From the listing below, extract every line in which the word "Velg" appears.

Supplied data
::::

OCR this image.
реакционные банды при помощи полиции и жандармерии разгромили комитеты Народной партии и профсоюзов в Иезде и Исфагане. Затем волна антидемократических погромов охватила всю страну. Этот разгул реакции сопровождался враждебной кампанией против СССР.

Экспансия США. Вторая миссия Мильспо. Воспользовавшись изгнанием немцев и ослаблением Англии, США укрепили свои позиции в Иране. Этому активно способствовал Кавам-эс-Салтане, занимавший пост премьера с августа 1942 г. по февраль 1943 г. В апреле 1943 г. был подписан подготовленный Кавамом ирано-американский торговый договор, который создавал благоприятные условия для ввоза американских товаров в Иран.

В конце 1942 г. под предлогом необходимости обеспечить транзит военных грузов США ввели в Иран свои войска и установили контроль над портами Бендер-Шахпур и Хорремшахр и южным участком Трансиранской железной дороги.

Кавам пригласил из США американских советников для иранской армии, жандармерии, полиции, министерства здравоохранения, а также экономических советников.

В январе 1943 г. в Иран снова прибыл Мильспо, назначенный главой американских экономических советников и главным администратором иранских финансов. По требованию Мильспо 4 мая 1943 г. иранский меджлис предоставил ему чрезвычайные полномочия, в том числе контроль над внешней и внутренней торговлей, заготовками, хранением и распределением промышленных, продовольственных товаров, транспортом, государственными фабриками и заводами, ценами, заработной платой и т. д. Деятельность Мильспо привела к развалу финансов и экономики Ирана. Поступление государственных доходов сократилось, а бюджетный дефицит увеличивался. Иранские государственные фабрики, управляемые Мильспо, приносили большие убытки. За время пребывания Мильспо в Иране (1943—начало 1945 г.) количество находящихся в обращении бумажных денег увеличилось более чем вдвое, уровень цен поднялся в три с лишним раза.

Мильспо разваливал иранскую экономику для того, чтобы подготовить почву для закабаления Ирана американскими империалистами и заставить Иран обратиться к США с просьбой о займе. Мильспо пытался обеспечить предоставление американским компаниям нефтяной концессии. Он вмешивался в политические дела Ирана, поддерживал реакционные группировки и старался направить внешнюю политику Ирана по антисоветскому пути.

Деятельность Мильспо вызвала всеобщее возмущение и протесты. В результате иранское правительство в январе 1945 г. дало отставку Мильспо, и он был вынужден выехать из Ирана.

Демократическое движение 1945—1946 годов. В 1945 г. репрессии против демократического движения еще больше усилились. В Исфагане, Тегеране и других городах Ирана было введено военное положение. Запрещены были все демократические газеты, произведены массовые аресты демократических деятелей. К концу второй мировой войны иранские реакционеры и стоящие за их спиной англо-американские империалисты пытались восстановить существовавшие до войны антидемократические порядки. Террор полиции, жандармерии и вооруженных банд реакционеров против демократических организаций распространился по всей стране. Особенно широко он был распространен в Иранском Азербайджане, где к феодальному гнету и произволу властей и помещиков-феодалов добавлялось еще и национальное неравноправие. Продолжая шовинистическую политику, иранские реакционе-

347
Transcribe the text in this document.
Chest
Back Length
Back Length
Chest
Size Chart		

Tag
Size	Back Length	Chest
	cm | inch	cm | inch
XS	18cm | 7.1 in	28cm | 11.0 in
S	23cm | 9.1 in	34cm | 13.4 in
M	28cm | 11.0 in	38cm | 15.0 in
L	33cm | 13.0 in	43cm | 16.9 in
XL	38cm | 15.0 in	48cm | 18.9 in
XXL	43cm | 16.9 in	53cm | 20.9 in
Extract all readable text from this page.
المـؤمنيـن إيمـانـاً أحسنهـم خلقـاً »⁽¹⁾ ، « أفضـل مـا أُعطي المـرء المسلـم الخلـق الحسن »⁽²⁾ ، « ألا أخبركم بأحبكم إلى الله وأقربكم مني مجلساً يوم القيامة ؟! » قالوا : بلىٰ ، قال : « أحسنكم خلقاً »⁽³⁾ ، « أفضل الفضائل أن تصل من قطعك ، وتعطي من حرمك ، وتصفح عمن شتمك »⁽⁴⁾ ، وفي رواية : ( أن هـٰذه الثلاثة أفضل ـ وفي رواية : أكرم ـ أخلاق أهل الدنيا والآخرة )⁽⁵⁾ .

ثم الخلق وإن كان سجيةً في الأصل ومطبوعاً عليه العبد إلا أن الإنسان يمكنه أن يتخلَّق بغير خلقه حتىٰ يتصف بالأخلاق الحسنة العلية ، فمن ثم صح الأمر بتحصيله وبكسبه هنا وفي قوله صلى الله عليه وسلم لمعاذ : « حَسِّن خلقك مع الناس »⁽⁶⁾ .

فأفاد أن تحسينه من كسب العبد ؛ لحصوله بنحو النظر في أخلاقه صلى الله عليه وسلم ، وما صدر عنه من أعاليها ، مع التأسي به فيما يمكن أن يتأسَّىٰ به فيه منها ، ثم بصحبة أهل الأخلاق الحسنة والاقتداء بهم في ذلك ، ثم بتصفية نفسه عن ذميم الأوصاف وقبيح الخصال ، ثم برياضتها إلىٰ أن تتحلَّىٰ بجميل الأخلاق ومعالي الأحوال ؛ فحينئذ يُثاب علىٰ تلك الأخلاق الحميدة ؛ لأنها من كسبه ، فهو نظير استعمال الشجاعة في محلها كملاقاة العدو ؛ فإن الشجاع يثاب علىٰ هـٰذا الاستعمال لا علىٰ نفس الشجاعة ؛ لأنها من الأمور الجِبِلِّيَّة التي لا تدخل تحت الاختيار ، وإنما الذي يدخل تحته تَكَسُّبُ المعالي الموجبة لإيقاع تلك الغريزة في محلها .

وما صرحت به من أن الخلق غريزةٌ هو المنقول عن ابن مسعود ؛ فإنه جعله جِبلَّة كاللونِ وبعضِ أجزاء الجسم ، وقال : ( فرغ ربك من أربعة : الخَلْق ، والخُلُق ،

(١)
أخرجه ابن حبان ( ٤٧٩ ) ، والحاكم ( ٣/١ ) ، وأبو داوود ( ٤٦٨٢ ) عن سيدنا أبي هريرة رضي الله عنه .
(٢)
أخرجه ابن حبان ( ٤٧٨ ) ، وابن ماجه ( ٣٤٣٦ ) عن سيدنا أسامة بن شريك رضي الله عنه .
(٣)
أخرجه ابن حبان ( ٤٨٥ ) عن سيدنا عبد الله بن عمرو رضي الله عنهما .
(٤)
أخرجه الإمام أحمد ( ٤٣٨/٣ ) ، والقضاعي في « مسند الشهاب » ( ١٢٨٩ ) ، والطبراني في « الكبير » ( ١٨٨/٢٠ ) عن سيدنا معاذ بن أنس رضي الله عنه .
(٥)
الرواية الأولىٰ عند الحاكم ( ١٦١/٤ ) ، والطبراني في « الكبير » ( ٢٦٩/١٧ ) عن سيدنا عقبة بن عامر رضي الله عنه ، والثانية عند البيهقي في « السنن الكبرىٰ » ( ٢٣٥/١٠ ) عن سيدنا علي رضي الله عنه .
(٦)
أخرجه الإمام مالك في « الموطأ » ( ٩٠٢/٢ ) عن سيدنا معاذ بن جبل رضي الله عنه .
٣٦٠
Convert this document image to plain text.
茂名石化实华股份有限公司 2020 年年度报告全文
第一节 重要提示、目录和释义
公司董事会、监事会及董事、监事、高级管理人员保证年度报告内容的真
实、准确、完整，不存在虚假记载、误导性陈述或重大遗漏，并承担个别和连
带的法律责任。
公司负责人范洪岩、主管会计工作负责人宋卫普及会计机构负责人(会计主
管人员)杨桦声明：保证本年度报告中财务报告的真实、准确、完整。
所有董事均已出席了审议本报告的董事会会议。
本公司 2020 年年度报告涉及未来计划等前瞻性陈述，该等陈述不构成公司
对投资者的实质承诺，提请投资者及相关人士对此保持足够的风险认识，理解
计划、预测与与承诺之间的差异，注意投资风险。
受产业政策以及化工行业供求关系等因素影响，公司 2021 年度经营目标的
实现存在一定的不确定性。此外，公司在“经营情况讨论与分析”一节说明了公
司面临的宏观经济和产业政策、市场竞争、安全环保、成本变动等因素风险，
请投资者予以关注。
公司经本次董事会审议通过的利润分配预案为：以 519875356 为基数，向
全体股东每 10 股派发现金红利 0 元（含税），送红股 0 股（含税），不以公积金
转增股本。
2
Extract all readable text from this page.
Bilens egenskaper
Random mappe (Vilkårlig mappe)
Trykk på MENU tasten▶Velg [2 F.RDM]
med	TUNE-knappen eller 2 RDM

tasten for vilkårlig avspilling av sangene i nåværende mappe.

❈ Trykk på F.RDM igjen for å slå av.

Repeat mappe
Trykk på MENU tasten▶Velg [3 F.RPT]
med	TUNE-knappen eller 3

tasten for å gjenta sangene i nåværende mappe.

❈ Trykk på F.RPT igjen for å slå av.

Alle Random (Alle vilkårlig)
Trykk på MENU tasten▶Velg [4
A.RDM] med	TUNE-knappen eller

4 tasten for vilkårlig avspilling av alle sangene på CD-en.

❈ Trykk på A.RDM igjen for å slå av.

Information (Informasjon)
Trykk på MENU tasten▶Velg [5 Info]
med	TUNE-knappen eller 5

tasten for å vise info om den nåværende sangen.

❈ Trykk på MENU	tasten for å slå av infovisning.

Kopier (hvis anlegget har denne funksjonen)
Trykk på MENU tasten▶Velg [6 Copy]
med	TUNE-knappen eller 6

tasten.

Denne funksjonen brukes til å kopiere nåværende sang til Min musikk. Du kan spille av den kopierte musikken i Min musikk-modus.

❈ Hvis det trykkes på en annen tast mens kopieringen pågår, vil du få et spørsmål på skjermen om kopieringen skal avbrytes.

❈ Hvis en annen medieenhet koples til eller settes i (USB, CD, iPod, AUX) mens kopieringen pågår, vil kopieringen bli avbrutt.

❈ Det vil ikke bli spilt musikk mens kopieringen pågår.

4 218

::::

Full response
Trykk på MENU tasten▶Velg [2 F.RDM]
Trykk på MENU tasten▶Velg [3 F.RPT]
Trykk på MENU tasten▶Velg [4
Trykk på MENU tasten▶Velg [5 Info]
Trykk på MENU tasten▶Velg [6 Copy]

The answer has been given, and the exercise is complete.